(Records from a collection)
- - - - - - -
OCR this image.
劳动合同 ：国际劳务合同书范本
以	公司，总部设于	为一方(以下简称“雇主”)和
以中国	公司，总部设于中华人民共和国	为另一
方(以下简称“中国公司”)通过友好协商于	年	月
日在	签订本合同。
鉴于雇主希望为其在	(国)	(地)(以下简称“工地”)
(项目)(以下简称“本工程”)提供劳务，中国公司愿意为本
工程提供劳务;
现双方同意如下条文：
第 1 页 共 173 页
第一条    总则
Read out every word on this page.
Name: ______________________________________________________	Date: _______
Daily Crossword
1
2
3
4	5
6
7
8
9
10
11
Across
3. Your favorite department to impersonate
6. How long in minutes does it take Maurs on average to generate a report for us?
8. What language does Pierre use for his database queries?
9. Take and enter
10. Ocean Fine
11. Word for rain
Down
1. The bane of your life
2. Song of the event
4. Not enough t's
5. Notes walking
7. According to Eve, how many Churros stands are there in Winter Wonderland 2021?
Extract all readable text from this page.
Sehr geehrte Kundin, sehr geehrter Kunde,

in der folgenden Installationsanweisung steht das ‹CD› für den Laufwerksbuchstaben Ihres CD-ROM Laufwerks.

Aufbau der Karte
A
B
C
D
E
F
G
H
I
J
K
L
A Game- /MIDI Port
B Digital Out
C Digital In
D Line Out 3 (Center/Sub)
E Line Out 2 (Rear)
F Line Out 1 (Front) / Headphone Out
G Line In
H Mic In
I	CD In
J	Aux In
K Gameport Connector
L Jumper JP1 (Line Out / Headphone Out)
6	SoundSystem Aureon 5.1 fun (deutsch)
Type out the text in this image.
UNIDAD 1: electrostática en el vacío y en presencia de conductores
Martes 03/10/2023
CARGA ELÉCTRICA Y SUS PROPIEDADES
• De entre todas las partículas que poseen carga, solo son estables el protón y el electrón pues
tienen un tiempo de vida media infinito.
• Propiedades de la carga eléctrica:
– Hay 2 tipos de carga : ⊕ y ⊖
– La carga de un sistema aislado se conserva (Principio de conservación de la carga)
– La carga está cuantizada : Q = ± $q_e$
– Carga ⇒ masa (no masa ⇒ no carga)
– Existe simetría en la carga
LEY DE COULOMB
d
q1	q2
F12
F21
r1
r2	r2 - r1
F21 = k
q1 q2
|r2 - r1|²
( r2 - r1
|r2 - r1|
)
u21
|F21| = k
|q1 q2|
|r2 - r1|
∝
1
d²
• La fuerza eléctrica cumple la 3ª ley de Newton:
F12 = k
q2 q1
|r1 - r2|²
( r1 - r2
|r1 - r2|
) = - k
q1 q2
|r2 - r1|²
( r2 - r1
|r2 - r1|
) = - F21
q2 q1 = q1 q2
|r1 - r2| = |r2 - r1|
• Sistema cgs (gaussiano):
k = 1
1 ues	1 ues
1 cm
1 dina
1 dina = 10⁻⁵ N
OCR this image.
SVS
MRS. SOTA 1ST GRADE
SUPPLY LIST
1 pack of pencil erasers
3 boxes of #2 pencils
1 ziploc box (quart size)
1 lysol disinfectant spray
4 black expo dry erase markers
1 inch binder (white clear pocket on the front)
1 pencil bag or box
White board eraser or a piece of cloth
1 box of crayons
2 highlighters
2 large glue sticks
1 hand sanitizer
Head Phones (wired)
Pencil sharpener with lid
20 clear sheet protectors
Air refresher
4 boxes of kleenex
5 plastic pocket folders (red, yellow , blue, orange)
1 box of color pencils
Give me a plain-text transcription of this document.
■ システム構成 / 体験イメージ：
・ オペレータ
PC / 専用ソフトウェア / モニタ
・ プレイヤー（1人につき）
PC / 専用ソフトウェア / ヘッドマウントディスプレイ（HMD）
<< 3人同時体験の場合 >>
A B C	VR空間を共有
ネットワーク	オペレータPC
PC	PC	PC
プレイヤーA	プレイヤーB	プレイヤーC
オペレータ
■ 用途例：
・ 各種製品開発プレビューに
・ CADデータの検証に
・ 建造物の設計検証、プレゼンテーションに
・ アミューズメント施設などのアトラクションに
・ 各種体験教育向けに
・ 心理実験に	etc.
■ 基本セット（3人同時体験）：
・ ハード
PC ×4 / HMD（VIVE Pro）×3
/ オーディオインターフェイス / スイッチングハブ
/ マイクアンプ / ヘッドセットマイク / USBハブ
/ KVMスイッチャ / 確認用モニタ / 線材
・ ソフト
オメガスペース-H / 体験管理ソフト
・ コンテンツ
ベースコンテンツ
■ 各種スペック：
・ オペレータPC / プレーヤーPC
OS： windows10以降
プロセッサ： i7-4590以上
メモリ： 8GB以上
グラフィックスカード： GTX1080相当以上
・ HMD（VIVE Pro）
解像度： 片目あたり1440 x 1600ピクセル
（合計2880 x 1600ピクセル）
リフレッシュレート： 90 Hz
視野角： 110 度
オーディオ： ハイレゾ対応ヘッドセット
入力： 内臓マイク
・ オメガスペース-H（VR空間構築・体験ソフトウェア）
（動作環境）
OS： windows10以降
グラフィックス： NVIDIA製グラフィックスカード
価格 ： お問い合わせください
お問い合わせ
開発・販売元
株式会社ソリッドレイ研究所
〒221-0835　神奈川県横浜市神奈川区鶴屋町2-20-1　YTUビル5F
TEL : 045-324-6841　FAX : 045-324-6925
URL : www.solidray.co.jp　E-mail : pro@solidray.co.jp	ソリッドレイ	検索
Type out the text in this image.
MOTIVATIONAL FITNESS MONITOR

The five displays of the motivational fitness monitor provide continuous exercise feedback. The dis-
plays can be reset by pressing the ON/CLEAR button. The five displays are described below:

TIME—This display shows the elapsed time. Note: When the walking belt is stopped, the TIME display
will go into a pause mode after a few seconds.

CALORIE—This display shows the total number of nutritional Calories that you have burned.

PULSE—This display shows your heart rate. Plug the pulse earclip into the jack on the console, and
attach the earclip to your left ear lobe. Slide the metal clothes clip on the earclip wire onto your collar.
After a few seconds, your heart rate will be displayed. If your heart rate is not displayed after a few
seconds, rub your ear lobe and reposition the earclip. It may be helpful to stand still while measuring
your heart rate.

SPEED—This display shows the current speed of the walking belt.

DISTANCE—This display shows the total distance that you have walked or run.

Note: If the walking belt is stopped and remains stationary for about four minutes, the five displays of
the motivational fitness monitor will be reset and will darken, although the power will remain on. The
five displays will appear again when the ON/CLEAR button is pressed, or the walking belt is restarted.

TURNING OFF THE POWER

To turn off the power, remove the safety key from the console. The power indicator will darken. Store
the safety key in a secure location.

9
- - - - - - -
§ **YOUR TASK**
Every entry above should be retyped exactly as shown.

§ **SOLUTION FOR THIS EXERCISE**
OCR this image.
劳动合同 ：国际劳务合同书范本
以	公司，总部设于	为一方(以下简称“雇主”)和
以中国	公司，总部设于中华人民共和国	为另一
方(以下简称“中国公司”)通过友好协商于	年	月
日在	签订本合同。
鉴于雇主希望为其在	(国)	(地)(以下简称“工地”)
(项目)(以下简称“本工程”)提供劳务，中国公司愿意为本
工程提供劳务;
现双方同意如下条文：
第 1 页 共 173 页
第一条    总则
Read out every word on this page.
Name: ______________________________________________________	Date: _______
Daily Crossword
1
2
3
4	5
6
7
8
9
10
11
Across
3. Your favorite department to impersonate
6. How long in minutes does it take Maurs on average to generate a report for us?
8. What language does Pierre use for his database queries?
9. Take and enter
10. Ocean Fine
11. Word for rain
Down
1. The bane of your life
2. Song of the event
4. Not enough t's
5. Notes walking
7. According to Eve, how many Churros stands are there in Winter Wonderland 2021?
Extract all readable text from this page.
Sehr geehrte Kundin, sehr geehrter Kunde,

in der folgenden Installationsanweisung steht das ‹CD› für den Laufwerksbuchstaben Ihres CD-ROM Laufwerks.

Aufbau der Karte
A
B
C
D
E
F
G
H
I
J
K
L
A Game- /MIDI Port
B Digital Out
C Digital In
D Line Out 3 (Center/Sub)
E Line Out 2 (Rear)
F Line Out 1 (Front) / Headphone Out
G Line In
H Mic In
I	CD In
J	Aux In
K Gameport Connector
L Jumper JP1 (Line Out / Headphone Out)
6	SoundSystem Aureon 5.1 fun (deutsch)
Type out the text in this image.
UNIDAD 1: electrostática en el vacío y en presencia de conductores
Martes 03/10/2023
CARGA ELÉCTRICA Y SUS PROPIEDADES
• De entre todas las partículas que poseen carga, solo son estables el protón y el electrón pues
tienen un tiempo de vida media infinito.
• Propiedades de la carga eléctrica:
– Hay 2 tipos de carga : ⊕ y ⊖
– La carga de un sistema aislado se conserva (Principio de conservación de la carga)
– La carga está cuantizada : Q = ± $q_e$
– Carga ⇒ masa (no masa ⇒ no carga)
– Existe simetría en la carga
LEY DE COULOMB
d
q1	q2
F12
F21
r1
r2	r2 - r1
F21 = k
q1 q2
|r2 - r1|²
( r2 - r1
|r2 - r1|
)
u21
|F21| = k
|q1 q2|
|r2 - r1|
∝
1
d²
• La fuerza eléctrica cumple la 3ª ley de Newton:
F12 = k
q2 q1
|r1 - r2|²
( r1 - r2
|r1 - r2|
) = - k
q1 q2
|r2 - r1|²
( r2 - r1
|r2 - r1|
) = - F21
q2 q1 = q1 q2
|r1 - r2| = |r2 - r1|
• Sistema cgs (gaussiano):
k = 1
1 ues	1 ues
1 cm
1 dina
1 dina = 10⁻⁵ N
OCR this image.
SVS
MRS. SOTA 1ST GRADE
SUPPLY LIST
1 pack of pencil erasers
3 boxes of #2 pencils
1 ziploc box (quart size)
1 lysol disinfectant spray
4 black expo dry erase markers
1 inch binder (white clear pocket on the front)
1 pencil bag or box
White board eraser or a piece of cloth
1 box of crayons
2 highlighters
2 large glue sticks
1 hand sanitizer
Head Phones (wired)
Pencil sharpener with lid
20 clear sheet protectors
Air refresher
4 boxes of kleenex
5 plastic pocket folders (red, yellow , blue, orange)
1 box of color pencils
Give me a plain-text transcription of this document.
■ システム構成 / 体験イメージ：
・ オペレータ
PC / 専用ソフトウェア / モニタ
・ プレイヤー（1人につき）
PC / 専用ソフトウェア / ヘッドマウントディスプレイ（HMD）
<< 3人同時体験の場合 >>
A B C	VR空間を共有
ネットワーク	オペレータPC
PC	PC	PC
プレイヤーA	プレイヤーB	プレイヤーC
オペレータ
■ 用途例：
・ 各種製品開発プレビューに
・ CADデータの検証に
・ 建造物の設計検証、プレゼンテーションに
・ アミューズメント施設などのアトラクションに
・ 各種体験教育向けに
・ 心理実験に	etc.
■ 基本セット（3人同時体験）：
・ ハード
PC ×4 / HMD（VIVE Pro）×3
/ オーディオインターフェイス / スイッチングハブ
/ マイクアンプ / ヘッドセットマイク / USBハブ
/ KVMスイッチャ / 確認用モニタ / 線材
・ ソフト
オメガスペース-H / 体験管理ソフト
・ コンテンツ
ベースコンテンツ
■ 各種スペック：
・ オペレータPC / プレーヤーPC
OS： windows10以降
プロセッサ： i7-4590以上
メモリ： 8GB以上
グラフィックスカード： GTX1080相当以上
・ HMD（VIVE Pro）
解像度： 片目あたり1440 x 1600ピクセル
（合計2880 x 1600ピクセル）
リフレッシュレート： 90 Hz
視野角： 110 度
オーディオ： ハイレゾ対応ヘッドセット
入力： 内臓マイク
・ オメガスペース-H（VR空間構築・体験ソフトウェア）
（動作環境）
OS： windows10以降
グラフィックス： NVIDIA製グラフィックスカード
価格 ： お問い合わせください
お問い合わせ
開発・販売元
株式会社ソリッドレイ研究所
〒221-0835　神奈川県横浜市神奈川区鶴屋町2-20-1　YTUビル5F
TEL : 045-324-6841　FAX : 045-324-6925
URL : www.solidray.co.jp　E-mail : pro@solidray.co.jp	ソリッドレイ	検索
Type out the text in this image.
MOTIVATIONAL FITNESS MONITOR

The five displays of the motivational fitness monitor provide continuous exercise feedback. The dis-
plays can be reset by pressing the ON/CLEAR button. The five displays are described below:

TIME—This display shows the elapsed time. Note: When the walking belt is stopped, the TIME display
will go into a pause mode after a few seconds.

CALORIE—This display shows the total number of nutritional Calories that you have burned.

PULSE—This display shows your heart rate. Plug the pulse earclip into the jack on the console, and
attach the earclip to your left ear lobe. Slide the metal clothes clip on the earclip wire onto your collar.
After a few seconds, your heart rate will be displayed. If your heart rate is not displayed after a few
seconds, rub your ear lobe and reposition the earclip. It may be helpful to stand still while measuring
your heart rate.

SPEED—This display shows the current speed of the walking belt.

DISTANCE—This display shows the total distance that you have walked or run.

Note: If the walking belt is stopped and remains stationary for about four minutes, the five displays of
the motivational fitness monitor will be reset and will darken, although the power will remain on. The
five displays will appear again when the ON/CLEAR button is pressed, or the walking belt is restarted.

TURNING OFF THE POWER

To turn off the power, remove the safety key from the console. The power indicator will darken. Store
the safety key in a secure location.

9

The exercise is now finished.